# What you should do
All of the data below should be written out exactly.

-- START OF Extracted entries --

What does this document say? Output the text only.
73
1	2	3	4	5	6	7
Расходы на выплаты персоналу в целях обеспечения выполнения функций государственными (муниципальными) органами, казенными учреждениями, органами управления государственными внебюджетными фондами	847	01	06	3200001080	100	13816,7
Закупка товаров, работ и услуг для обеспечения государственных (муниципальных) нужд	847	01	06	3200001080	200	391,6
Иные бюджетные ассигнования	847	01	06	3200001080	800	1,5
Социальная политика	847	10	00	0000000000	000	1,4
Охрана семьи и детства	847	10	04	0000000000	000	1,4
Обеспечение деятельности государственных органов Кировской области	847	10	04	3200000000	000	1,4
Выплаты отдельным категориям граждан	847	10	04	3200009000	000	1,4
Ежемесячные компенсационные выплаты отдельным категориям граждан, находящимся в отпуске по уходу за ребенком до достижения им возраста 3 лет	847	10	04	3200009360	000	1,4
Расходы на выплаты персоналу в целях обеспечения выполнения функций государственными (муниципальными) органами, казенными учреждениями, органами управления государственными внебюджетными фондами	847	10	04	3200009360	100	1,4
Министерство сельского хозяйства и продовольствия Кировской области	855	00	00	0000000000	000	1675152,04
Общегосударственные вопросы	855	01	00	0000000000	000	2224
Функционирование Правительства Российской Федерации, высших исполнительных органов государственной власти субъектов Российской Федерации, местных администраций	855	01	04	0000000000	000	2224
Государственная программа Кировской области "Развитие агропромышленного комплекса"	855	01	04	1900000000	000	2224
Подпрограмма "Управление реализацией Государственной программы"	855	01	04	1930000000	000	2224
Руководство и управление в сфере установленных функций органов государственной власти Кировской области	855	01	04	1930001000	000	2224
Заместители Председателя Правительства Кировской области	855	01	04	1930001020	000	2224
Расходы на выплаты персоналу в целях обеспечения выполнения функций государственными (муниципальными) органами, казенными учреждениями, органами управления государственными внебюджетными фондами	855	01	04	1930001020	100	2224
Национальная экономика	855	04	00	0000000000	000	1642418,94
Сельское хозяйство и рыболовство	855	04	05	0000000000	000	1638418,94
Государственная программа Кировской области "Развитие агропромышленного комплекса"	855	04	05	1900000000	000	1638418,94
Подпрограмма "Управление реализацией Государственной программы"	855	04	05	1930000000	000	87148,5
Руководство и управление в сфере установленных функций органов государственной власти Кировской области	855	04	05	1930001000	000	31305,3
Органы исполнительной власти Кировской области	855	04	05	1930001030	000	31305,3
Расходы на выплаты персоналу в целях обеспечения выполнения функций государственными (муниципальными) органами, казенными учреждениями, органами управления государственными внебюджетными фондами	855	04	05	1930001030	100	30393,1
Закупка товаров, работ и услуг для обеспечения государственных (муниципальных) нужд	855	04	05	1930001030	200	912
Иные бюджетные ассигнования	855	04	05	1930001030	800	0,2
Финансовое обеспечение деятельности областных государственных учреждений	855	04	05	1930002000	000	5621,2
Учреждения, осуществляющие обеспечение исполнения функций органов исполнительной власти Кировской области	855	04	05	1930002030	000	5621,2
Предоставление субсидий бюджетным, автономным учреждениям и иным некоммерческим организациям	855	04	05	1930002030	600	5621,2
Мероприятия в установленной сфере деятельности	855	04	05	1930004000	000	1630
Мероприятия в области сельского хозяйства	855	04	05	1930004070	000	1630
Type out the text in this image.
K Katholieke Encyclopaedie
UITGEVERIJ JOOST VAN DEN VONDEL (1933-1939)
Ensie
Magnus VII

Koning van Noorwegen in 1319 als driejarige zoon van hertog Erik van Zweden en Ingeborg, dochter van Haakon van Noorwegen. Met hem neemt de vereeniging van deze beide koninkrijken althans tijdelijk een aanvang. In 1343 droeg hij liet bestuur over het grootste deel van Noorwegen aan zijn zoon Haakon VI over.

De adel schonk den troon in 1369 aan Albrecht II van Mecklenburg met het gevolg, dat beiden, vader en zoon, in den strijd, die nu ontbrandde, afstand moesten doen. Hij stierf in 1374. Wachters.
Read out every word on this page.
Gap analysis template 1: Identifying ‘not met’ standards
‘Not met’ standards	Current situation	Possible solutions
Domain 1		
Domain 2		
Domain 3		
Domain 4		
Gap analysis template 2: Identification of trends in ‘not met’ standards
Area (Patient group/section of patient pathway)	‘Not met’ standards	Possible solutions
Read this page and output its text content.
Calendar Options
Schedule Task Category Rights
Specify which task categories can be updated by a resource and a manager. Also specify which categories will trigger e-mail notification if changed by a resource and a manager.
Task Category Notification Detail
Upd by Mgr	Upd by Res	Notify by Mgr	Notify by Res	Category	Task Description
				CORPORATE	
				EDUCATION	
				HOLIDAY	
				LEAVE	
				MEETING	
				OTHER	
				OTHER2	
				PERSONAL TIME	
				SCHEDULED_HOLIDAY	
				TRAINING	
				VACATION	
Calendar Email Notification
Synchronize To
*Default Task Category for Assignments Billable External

-- END OF Extracted entries --

# Written response
What does this document say? Output the text only.
73
1	2	3	4	5	6	7
Расходы на выплаты персоналу в целях обеспечения выполнения функций государственными (муниципальными) органами, казенными учреждениями, органами управления государственными внебюджетными фондами	847	01	06	3200001080	100	13816,7
Закупка товаров, работ и услуг для обеспечения государственных (муниципальных) нужд	847	01	06	3200001080	200	391,6
Иные бюджетные ассигнования	847	01	06	3200001080	800	1,5
Социальная политика	847	10	00	0000000000	000	1,4
Охрана семьи и детства	847	10	04	0000000000	000	1,4
Обеспечение деятельности государственных органов Кировской области	847	10	04	3200000000	000	1,4
Выплаты отдельным категориям граждан	847	10	04	3200009000	000	1,4
Ежемесячные компенсационные выплаты отдельным категориям граждан, находящимся в отпуске по уходу за ребенком до достижения им возраста 3 лет	847	10	04	3200009360	000	1,4
Расходы на выплаты персоналу в целях обеспечения выполнения функций государственными (муниципальными) органами, казенными учреждениями, органами управления государственными внебюджетными фондами	847	10	04	3200009360	100	1,4
Министерство сельского хозяйства и продовольствия Кировской области	855	00	00	0000000000	000	1675152,04
Общегосударственные вопросы	855	01	00	0000000000	000	2224
Функционирование Правительства Российской Федерации, высших исполнительных органов государственной власти субъектов Российской Федерации, местных администраций	855	01	04	0000000000	000	2224
Государственная программа Кировской области "Развитие агропромышленного комплекса"	855	01	04	1900000000	000	2224
Подпрограмма "Управление реализацией Государственной программы"	855	01	04	1930000000	000	2224
Руководство и управление в сфере установленных функций органов государственной власти Кировской области	855	01	04	1930001000	000	2224
Заместители Председателя Правительства Кировской области	855	01	04	1930001020	000	2224
Расходы на выплаты персоналу в целях обеспечения выполнения функций государственными (муниципальными) органами, казенными учреждениями, органами управления государственными внебюджетными фондами	855	01	04	1930001020	100	2224
Национальная экономика	855	04	00	0000000000	000	1642418,94
Сельское хозяйство и рыболовство	855	04	05	0000000000	000	1638418,94
Государственная программа Кировской области "Развитие агропромышленного комплекса"	855	04	05	1900000000	000	1638418,94
Подпрограмма "Управление реализацией Государственной программы"	855	04	05	1930000000	000	87148,5
Руководство и управление в сфере установленных функций органов государственной власти Кировской области	855	04	05	1930001000	000	31305,3
Органы исполнительной власти Кировской области	855	04	05	1930001030	000	31305,3
Расходы на выплаты персоналу в целях обеспечения выполнения функций государственными (муниципальными) органами, казенными учреждениями, органами управления государственными внебюджетными фондами	855	04	05	1930001030	100	30393,1
Закупка товаров, работ и услуг для обеспечения государственных (муниципальных) нужд	855	04	05	1930001030	200	912
Иные бюджетные ассигнования	855	04	05	1930001030	800	0,2
Финансовое обеспечение деятельности областных государственных учреждений	855	04	05	1930002000	000	5621,2
Учреждения, осуществляющие обеспечение исполнения функций органов исполнительной власти Кировской области	855	04	05	1930002030	000	5621,2
Предоставление субсидий бюджетным, автономным учреждениям и иным некоммерческим организациям	855	04	05	1930002030	600	5621,2
Мероприятия в установленной сфере деятельности	855	04	05	1930004000	000	1630
Мероприятия в области сельского хозяйства	855	04	05	1930004070	000	1630
Type out the text in this image.
K Katholieke Encyclopaedie
UITGEVERIJ JOOST VAN DEN VONDEL (1933-1939)
Ensie
Magnus VII

Koning van Noorwegen in 1319 als driejarige zoon van hertog Erik van Zweden en Ingeborg, dochter van Haakon van Noorwegen. Met hem neemt de vereeniging van deze beide koninkrijken althans tijdelijk een aanvang. In 1343 droeg hij liet bestuur over het grootste deel van Noorwegen aan zijn zoon Haakon VI over.

De adel schonk den troon in 1369 aan Albrecht II van Mecklenburg met het gevolg, dat beiden, vader en zoon, in den strijd, die nu ontbrandde, afstand moesten doen. Hij stierf in 1374. Wachters.
Read out every word on this page.
Gap analysis template 1: Identifying ‘not met’ standards
‘Not met’ standards	Current situation	Possible solutions
Domain 1		
Domain 2		
Domain 3		
Domain 4		
Gap analysis template 2: Identification of trends in ‘not met’ standards
Area (Patient group/section of patient pathway)	‘Not met’ standards	Possible solutions
Read this page and output its text content.
Calendar Options
Schedule Task Category Rights
Specify which task categories can be updated by a resource and a manager. Also specify which categories will trigger e-mail notification if changed by a resource and a manager.
Task Category Notification Detail
Upd by Mgr	Upd by Res	Notify by Mgr	Notify by Res	Category	Task Description
				CORPORATE	
				EDUCATION	
				HOLIDAY	
				LEAVE	
				MEETING	
				OTHER	
				OTHER2	
				PERSONAL TIME	
				SCHEDULED_HOLIDAY	
				TRAINING	
				VACATION	
Calendar Email Notification
Synchronize To
*Default Task Category for Assignments Billable External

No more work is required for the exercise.